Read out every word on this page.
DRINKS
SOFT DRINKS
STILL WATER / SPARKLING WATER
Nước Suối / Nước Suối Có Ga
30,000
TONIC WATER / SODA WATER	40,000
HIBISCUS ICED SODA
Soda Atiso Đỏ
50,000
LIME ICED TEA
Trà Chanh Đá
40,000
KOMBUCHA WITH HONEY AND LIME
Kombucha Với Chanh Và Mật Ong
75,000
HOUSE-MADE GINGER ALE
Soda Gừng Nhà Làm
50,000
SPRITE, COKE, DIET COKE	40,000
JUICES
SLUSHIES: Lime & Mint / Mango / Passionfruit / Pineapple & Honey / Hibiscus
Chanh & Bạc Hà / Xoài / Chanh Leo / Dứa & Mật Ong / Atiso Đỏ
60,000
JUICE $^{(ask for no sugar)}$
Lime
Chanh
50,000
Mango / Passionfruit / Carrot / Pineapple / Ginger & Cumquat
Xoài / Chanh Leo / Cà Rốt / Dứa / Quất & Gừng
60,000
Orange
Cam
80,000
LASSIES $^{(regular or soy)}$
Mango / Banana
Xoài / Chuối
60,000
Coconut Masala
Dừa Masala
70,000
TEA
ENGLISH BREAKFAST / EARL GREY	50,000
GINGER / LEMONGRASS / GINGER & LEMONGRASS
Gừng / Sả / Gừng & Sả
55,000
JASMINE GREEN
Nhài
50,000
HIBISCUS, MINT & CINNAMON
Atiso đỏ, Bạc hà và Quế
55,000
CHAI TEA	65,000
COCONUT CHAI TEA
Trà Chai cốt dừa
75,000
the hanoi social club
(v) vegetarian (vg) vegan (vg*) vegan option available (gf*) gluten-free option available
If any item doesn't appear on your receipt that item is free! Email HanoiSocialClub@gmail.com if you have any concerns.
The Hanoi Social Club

-----

• _REQUIREMENTS_: Your task is to give the records above again, exactly.

• _TASK RESPONSE_:
Read out every word on this page.
DRINKS
SOFT DRINKS
STILL WATER / SPARKLING WATER
Nước Suối / Nước Suối Có Ga
30,000
TONIC WATER / SODA WATER	40,000
HIBISCUS ICED SODA
Soda Atiso Đỏ
50,000
LIME ICED TEA
Trà Chanh Đá
40,000
KOMBUCHA WITH HONEY AND LIME
Kombucha Với Chanh Và Mật Ong
75,000
HOUSE-MADE GINGER ALE
Soda Gừng Nhà Làm
50,000
SPRITE, COKE, DIET COKE	40,000
JUICES
SLUSHIES: Lime & Mint / Mango / Passionfruit / Pineapple & Honey / Hibiscus
Chanh & Bạc Hà / Xoài / Chanh Leo / Dứa & Mật Ong / Atiso Đỏ
60,000
JUICE $^{(ask for no sugar)}$
Lime
Chanh
50,000
Mango / Passionfruit / Carrot / Pineapple / Ginger & Cumquat
Xoài / Chanh Leo / Cà Rốt / Dứa / Quất & Gừng
60,000
Orange
Cam
80,000
LASSIES $^{(regular or soy)}$
Mango / Banana
Xoài / Chuối
60,000
Coconut Masala
Dừa Masala
70,000
TEA
ENGLISH BREAKFAST / EARL GREY	50,000
GINGER / LEMONGRASS / GINGER & LEMONGRASS
Gừng / Sả / Gừng & Sả
55,000
JASMINE GREEN
Nhài
50,000
HIBISCUS, MINT & CINNAMON
Atiso đỏ, Bạc hà và Quế
55,000
CHAI TEA	65,000
COCONUT CHAI TEA
Trà Chai cốt dừa
75,000
the hanoi social club
(v) vegetarian (vg) vegan (vg*) vegan option available (gf*) gluten-free option available
If any item doesn't appear on your receipt that item is free! Email HanoiSocialClub@gmail.com if you have any concerns.
The Hanoi Social Club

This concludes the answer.